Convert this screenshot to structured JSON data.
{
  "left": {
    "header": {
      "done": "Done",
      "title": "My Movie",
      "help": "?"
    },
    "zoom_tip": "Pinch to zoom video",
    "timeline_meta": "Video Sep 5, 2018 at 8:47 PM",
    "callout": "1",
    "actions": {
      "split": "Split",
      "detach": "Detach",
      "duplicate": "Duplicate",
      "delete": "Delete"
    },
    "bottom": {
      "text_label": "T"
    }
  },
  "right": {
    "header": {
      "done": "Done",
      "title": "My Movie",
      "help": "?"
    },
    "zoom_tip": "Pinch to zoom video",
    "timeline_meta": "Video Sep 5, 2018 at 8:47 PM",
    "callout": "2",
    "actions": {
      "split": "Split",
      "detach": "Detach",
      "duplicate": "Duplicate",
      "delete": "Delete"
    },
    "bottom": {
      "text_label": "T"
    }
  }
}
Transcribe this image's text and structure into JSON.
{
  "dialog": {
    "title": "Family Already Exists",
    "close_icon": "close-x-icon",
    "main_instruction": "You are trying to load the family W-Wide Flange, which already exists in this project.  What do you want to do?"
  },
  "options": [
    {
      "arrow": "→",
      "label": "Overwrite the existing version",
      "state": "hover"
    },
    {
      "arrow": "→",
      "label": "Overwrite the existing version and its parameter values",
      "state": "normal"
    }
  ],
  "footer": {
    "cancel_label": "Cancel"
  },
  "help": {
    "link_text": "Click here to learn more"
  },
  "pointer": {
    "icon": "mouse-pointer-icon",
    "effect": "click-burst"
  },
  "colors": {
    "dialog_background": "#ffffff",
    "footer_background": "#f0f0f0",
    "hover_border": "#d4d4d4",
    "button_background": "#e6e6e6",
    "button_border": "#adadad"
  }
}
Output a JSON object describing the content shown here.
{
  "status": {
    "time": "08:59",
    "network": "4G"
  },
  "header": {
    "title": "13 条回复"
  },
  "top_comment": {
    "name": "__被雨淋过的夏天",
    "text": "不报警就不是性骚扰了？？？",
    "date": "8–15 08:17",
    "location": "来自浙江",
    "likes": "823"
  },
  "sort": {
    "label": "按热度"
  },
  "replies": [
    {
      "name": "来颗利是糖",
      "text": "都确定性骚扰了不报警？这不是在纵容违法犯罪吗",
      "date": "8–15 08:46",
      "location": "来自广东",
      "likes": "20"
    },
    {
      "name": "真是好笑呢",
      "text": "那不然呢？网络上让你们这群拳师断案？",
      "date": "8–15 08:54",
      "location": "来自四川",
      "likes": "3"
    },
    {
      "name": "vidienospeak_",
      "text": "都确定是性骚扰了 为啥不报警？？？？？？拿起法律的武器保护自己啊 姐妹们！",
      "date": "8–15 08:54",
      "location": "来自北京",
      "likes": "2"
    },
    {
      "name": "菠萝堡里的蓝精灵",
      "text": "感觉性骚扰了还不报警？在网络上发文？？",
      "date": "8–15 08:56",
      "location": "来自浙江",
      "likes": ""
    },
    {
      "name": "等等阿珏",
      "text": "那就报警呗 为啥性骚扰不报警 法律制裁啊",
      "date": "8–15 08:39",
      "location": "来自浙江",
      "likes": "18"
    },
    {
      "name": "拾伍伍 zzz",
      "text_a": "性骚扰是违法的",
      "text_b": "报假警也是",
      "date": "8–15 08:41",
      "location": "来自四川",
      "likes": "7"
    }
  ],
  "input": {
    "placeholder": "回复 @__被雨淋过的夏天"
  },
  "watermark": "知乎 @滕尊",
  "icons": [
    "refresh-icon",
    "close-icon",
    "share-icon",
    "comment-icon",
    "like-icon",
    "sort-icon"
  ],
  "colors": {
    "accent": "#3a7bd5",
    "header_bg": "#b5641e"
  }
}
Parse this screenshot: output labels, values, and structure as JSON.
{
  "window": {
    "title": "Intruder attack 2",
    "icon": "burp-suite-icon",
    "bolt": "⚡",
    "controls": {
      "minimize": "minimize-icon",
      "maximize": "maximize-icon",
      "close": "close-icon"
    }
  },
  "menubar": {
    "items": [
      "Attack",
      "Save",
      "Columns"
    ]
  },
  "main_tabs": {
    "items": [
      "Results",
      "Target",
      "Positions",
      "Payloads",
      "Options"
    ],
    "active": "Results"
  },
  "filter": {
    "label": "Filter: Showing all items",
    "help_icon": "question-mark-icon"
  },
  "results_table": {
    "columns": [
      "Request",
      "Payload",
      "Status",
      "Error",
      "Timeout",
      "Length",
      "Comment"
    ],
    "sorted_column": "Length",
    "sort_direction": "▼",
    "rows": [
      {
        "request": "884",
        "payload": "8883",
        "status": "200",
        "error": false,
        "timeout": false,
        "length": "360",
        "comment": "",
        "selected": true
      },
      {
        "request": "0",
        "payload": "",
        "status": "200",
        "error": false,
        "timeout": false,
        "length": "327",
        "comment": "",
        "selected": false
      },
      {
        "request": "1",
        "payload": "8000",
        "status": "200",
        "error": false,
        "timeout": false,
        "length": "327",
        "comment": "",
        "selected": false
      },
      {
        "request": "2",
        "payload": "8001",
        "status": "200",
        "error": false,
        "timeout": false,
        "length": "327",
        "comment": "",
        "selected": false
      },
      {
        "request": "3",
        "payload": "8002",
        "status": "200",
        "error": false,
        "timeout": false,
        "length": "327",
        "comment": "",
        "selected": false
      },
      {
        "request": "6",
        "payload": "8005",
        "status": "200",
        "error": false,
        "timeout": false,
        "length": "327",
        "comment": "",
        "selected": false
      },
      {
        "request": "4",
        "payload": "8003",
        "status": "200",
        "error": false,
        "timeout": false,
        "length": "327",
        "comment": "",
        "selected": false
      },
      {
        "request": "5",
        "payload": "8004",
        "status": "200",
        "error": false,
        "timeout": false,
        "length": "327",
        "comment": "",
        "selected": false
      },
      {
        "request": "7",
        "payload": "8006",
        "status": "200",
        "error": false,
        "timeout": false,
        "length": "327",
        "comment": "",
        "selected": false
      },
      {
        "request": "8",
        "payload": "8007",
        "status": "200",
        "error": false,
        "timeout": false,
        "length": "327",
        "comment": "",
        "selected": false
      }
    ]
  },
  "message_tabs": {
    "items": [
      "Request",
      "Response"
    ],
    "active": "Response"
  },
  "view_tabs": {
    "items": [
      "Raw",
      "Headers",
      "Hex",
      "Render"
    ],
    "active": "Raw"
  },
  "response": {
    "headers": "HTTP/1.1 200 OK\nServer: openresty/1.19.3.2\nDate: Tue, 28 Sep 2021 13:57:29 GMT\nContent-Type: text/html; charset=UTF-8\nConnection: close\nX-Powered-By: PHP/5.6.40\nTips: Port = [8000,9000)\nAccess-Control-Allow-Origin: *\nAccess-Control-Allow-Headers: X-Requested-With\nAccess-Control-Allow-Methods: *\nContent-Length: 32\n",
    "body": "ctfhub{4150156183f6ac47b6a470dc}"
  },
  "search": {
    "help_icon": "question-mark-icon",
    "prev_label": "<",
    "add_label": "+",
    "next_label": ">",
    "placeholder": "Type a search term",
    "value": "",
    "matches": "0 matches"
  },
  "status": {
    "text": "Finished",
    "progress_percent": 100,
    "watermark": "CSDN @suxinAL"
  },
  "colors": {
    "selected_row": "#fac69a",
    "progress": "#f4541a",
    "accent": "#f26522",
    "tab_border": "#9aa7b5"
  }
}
★ ★ ★ ★ ★ ★ ★
» PROBLEM TO WORK ON:
Copy each line of the data above without altering a single character.

» RESPONSE:
Convert this screenshot to structured JSON data.
{
  "left": {
    "header": {
      "done": "Done",
      "title": "My Movie",
      "help": "?"
    },
    "zoom_tip": "Pinch to zoom video",
    "timeline_meta": "Video Sep 5, 2018 at 8:47 PM",
    "callout": "1",
    "actions": {
      "split": "Split",
      "detach": "Detach",
      "duplicate": "Duplicate",
      "delete": "Delete"
    },
    "bottom": {
      "text_label": "T"
    }
  },
  "right": {
    "header": {
      "done": "Done",
      "title": "My Movie",
      "help": "?"
    },
    "zoom_tip": "Pinch to zoom video",
    "timeline_meta": "Video Sep 5, 2018 at 8:47 PM",
    "callout": "2",
    "actions": {
      "split": "Split",
      "detach": "Detach",
      "duplicate": "Duplicate",
      "delete": "Delete"
    },
    "bottom": {
      "text_label": "T"
    }
  }
}
Transcribe this image's text and structure into JSON.
{
  "dialog": {
    "title": "Family Already Exists",
    "close_icon": "close-x-icon",
    "main_instruction": "You are trying to load the family W-Wide Flange, which already exists in this project.  What do you want to do?"
  },
  "options": [
    {
      "arrow": "→",
      "label": "Overwrite the existing version",
      "state": "hover"
    },
    {
      "arrow": "→",
      "label": "Overwrite the existing version and its parameter values",
      "state": "normal"
    }
  ],
  "footer": {
    "cancel_label": "Cancel"
  },
  "help": {
    "link_text": "Click here to learn more"
  },
  "pointer": {
    "icon": "mouse-pointer-icon",
    "effect": "click-burst"
  },
  "colors": {
    "dialog_background": "#ffffff",
    "footer_background": "#f0f0f0",
    "hover_border": "#d4d4d4",
    "button_background": "#e6e6e6",
    "button_border": "#adadad"
  }
}
Output a JSON object describing the content shown here.
{
  "status": {
    "time": "08:59",
    "network": "4G"
  },
  "header": {
    "title": "13 条回复"
  },
  "top_comment": {
    "name": "__被雨淋过的夏天",
    "text": "不报警就不是性骚扰了？？？",
    "date": "8–15 08:17",
    "location": "来自浙江",
    "likes": "823"
  },
  "sort": {
    "label": "按热度"
  },
  "replies": [
    {
      "name": "来颗利是糖",
      "text": "都确定性骚扰了不报警？这不是在纵容违法犯罪吗",
      "date": "8–15 08:46",
      "location": "来自广东",
      "likes": "20"
    },
    {
      "name": "真是好笑呢",
      "text": "那不然呢？网络上让你们这群拳师断案？",
      "date": "8–15 08:54",
      "location": "来自四川",
      "likes": "3"
    },
    {
      "name": "vidienospeak_",
      "text": "都确定是性骚扰了 为啥不报警？？？？？？拿起法律的武器保护自己啊 姐妹们！",
      "date": "8–15 08:54",
      "location": "来自北京",
      "likes": "2"
    },
    {
      "name": "菠萝堡里的蓝精灵",
      "text": "感觉性骚扰了还不报警？在网络上发文？？",
      "date": "8–15 08:56",
      "location": "来自浙江",
      "likes": ""
    },
    {
      "name": "等等阿珏",
      "text": "那就报警呗 为啥性骚扰不报警 法律制裁啊",
      "date": "8–15 08:39",
      "location": "来自浙江",
      "likes": "18"
    },
    {
      "name": "拾伍伍 zzz",
      "text_a": "性骚扰是违法的",
      "text_b": "报假警也是",
      "date": "8–15 08:41",
      "location": "来自四川",
      "likes": "7"
    }
  ],
  "input": {
    "placeholder": "回复 @__被雨淋过的夏天"
  },
  "watermark": "知乎 @滕尊",
  "icons": [
    "refresh-icon",
    "close-icon",
    "share-icon",
    "comment-icon",
    "like-icon",
    "sort-icon"
  ],
  "colors": {
    "accent": "#3a7bd5",
    "header_bg": "#b5641e"
  }
}
Parse this screenshot: output labels, values, and structure as JSON.
{
  "window": {
    "title": "Intruder attack 2",
    "icon": "burp-suite-icon",
    "bolt": "⚡",
    "controls": {
      "minimize": "minimize-icon",
      "maximize": "maximize-icon",
      "close": "close-icon"
    }
  },
  "menubar": {
    "items": [
      "Attack",
      "Save",
      "Columns"
    ]
  },
  "main_tabs": {
    "items": [
      "Results",
      "Target",
      "Positions",
      "Payloads",
      "Options"
    ],
    "active": "Results"
  },
  "filter": {
    "label": "Filter: Showing all items",
    "help_icon": "question-mark-icon"
  },
  "results_table": {
    "columns": [
      "Request",
      "Payload",
      "Status",
      "Error",
      "Timeout",
      "Length",
      "Comment"
    ],
    "sorted_column": "Length",
    "sort_direction": "▼",
    "rows": [
      {
        "request": "884",
        "payload": "8883",
        "status": "200",
        "error": false,
        "timeout": false,
        "length": "360",
        "comment": "",
        "selected": true
      },
      {
        "request": "0",
        "payload": "",
        "status": "200",
        "error": false,
        "timeout": false,
        "length": "327",
        "comment": "",
        "selected": false
      },
      {
        "request": "1",
        "payload": "8000",
        "status": "200",
        "error": false,
        "timeout": false,
        "length": "327",
        "comment": "",
        "selected": false
      },
      {
        "request": "2",
        "payload": "8001",
        "status": "200",
        "error": false,
        "timeout": false,
        "length": "327",
        "comment": "",
        "selected": false
      },
      {
        "request": "3",
        "payload": "8002",
        "status": "200",
        "error": false,
        "timeout": false,
        "length": "327",
        "comment": "",
        "selected": false
      },
      {
        "request": "6",
        "payload": "8005",
        "status": "200",
        "error": false,
        "timeout": false,
        "length": "327",
        "comment": "",
        "selected": false
      },
      {
        "request": "4",
        "payload": "8003",
        "status": "200",
        "error": false,
        "timeout": false,
        "length": "327",
        "comment": "",
        "selected": false
      },
      {
        "request": "5",
        "payload": "8004",
        "status": "200",
        "error": false,
        "timeout": false,
        "length": "327",
        "comment": "",
        "selected": false
      },
      {
        "request": "7",
        "payload": "8006",
        "status": "200",
        "error": false,
        "timeout": false,
        "length": "327",
        "comment": "",
        "selected": false
      },
      {
        "request": "8",
        "payload": "8007",
        "status": "200",
        "error": false,
        "timeout": false,
        "length": "327",
        "comment": "",
        "selected": false
      }
    ]
  },
  "message_tabs": {
    "items": [
      "Request",
      "Response"
    ],
    "active": "Response"
  },
  "view_tabs": {
    "items": [
      "Raw",
      "Headers",
      "Hex",
      "Render"
    ],
    "active": "Raw"
  },
  "response": {
    "headers": "HTTP/1.1 200 OK\nServer: openresty/1.19.3.2\nDate: Tue, 28 Sep 2021 13:57:29 GMT\nContent-Type: text/html; charset=UTF-8\nConnection: close\nX-Powered-By: PHP/5.6.40\nTips: Port = [8000,9000)\nAccess-Control-Allow-Origin: *\nAccess-Control-Allow-Headers: X-Requested-With\nAccess-Control-Allow-Methods: *\nContent-Length: 32\n",
    "body": "ctfhub{4150156183f6ac47b6a470dc}"
  },
  "search": {
    "help_icon": "question-mark-icon",
    "prev_label": "<",
    "add_label": "+",
    "next_label": ">",
    "placeholder": "Type a search term",
    "value": "",
    "matches": "0 matches"
  },
  "status": {
    "text": "Finished",
    "progress_percent": 100,
    "watermark": "CSDN @suxinAL"
  },
  "colors": {
    "selected_row": "#fac69a",
    "progress": "#f4541a",
    "accent": "#f26522",
    "tab_border": "#9aa7b5"
  }
}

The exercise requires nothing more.